*Exercise:* Determine the count of lines holding "курс" and give that count alone.

--- begin Records shown ---

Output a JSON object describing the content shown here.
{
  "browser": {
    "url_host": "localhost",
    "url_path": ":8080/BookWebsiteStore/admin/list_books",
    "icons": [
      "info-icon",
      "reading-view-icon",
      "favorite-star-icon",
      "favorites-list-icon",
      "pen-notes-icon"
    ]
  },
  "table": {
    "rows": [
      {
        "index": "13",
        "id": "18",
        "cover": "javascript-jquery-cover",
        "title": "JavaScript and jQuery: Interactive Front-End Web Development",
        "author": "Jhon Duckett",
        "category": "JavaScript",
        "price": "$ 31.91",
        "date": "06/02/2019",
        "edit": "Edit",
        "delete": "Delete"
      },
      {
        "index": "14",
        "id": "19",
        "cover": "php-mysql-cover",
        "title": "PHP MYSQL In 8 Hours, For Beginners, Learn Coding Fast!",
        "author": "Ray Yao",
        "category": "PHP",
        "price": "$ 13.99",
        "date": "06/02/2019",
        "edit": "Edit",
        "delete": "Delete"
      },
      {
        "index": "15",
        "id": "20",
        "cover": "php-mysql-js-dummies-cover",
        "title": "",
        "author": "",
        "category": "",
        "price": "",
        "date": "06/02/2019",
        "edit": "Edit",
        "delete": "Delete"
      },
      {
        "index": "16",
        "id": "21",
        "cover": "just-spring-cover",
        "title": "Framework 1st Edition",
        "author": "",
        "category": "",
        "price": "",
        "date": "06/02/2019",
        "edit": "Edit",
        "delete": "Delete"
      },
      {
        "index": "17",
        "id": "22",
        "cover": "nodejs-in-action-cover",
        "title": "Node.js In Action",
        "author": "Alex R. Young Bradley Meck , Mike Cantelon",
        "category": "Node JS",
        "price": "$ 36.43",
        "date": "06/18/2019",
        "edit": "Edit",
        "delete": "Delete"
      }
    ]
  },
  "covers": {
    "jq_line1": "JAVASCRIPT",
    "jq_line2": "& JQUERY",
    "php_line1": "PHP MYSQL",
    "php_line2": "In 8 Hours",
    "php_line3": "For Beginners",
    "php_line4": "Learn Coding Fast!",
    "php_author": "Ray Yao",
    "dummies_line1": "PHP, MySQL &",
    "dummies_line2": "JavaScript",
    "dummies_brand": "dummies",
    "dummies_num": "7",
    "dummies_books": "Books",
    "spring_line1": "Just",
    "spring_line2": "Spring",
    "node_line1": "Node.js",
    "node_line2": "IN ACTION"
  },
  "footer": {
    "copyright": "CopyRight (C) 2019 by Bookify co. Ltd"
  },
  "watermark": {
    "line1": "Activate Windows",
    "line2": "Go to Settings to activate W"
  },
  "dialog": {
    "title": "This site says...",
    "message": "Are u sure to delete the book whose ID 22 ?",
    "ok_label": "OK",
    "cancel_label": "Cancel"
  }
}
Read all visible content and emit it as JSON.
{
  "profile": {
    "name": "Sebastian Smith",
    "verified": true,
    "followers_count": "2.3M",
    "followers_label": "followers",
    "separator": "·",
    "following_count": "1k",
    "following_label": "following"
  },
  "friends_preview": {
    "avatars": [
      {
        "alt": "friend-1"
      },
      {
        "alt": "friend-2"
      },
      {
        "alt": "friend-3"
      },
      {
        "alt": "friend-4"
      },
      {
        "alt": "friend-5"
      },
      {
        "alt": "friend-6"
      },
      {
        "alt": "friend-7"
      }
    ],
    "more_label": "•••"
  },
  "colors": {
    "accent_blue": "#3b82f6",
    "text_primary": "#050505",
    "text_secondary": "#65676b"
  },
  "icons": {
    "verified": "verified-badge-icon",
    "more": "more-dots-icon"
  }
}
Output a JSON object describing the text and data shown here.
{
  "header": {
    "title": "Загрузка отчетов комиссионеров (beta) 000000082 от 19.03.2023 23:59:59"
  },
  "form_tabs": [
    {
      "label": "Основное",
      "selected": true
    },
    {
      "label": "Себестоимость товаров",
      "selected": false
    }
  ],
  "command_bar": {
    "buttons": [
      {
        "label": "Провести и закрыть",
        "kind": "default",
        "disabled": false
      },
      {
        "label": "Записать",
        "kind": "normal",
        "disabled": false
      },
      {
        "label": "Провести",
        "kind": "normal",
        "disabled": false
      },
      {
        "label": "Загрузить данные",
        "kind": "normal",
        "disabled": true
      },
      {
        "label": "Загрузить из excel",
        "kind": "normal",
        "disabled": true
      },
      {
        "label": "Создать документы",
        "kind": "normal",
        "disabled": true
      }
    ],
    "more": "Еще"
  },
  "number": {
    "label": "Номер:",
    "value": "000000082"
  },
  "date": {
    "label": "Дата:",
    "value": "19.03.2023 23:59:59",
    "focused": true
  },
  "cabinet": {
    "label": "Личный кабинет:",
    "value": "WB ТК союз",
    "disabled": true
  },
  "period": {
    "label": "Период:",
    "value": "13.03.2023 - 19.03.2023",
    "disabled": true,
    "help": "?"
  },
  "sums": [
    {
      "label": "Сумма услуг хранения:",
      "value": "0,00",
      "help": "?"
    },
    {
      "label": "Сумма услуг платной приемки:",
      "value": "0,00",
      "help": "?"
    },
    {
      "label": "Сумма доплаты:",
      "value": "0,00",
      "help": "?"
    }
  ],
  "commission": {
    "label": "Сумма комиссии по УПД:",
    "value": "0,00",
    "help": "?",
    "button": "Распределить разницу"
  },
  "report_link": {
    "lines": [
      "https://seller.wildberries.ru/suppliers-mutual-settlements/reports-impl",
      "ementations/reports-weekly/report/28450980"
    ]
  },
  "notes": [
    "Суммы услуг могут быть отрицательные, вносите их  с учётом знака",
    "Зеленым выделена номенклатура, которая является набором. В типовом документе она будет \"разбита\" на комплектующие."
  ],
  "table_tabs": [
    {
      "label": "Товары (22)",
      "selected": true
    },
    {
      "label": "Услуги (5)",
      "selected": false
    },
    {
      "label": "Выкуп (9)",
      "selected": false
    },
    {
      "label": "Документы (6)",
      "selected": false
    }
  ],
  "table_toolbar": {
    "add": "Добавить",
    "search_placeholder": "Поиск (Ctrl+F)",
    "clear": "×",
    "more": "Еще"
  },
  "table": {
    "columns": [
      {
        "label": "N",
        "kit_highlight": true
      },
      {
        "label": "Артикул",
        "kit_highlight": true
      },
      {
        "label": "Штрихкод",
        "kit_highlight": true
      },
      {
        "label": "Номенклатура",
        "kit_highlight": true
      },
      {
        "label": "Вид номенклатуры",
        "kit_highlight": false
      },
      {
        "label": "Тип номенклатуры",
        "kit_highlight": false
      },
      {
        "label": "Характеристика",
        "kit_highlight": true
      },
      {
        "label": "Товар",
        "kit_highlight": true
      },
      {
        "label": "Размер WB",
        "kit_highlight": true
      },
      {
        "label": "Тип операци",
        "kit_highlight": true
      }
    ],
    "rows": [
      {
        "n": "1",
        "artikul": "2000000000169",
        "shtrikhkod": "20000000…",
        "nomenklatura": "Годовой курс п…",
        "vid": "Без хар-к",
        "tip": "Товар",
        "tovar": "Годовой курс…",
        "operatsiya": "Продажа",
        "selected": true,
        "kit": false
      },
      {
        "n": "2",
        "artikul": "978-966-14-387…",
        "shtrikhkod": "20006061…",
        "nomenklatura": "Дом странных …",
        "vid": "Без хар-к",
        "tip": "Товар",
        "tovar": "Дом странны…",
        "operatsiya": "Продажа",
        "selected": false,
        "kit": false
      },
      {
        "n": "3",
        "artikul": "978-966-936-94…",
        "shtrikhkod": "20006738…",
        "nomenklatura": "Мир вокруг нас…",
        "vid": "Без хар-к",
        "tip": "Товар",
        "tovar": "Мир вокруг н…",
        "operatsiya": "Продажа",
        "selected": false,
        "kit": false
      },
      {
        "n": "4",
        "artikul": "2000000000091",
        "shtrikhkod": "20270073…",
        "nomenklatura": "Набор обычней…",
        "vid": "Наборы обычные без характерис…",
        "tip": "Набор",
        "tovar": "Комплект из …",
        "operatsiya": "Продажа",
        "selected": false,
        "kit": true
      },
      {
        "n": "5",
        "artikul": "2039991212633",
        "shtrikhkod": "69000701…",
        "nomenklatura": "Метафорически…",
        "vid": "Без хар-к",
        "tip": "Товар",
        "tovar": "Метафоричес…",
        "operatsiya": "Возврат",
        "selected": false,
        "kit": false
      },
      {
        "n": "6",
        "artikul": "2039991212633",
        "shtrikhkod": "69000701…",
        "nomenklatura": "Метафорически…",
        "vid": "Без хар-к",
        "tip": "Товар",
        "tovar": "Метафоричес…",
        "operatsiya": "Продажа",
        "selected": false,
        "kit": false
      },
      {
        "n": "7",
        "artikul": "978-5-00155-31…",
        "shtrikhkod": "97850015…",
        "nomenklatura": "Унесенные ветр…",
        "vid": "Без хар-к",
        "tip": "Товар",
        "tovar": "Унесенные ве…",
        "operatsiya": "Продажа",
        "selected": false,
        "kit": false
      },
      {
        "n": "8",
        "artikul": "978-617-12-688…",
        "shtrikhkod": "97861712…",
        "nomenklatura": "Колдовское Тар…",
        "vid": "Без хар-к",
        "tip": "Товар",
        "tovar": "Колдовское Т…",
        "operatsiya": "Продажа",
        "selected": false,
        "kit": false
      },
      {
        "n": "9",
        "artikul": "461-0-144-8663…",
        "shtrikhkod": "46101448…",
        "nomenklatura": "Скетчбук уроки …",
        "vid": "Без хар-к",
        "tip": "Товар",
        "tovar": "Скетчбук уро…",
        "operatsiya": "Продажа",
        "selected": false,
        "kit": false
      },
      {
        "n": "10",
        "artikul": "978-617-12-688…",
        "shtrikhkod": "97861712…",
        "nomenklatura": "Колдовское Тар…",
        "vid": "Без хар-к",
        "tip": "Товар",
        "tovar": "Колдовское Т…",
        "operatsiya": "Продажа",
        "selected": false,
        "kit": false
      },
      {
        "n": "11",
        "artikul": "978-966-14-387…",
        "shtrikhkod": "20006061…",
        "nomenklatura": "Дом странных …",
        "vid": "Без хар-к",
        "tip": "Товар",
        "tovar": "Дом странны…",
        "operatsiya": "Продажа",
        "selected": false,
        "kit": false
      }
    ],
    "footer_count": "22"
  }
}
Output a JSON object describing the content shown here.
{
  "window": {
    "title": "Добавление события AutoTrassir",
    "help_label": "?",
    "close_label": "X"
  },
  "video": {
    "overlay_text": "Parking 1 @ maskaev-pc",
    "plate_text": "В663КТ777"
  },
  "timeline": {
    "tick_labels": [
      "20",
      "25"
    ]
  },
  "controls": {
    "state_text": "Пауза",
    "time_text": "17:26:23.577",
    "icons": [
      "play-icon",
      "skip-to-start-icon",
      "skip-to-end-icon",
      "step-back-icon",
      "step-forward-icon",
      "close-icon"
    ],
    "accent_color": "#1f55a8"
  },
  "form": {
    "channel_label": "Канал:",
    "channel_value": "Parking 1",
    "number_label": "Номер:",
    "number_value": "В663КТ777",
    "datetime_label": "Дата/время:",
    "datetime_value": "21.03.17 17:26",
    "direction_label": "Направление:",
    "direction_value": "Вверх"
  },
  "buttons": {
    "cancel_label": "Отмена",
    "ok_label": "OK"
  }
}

--- end Records shown ---

*Result:* 2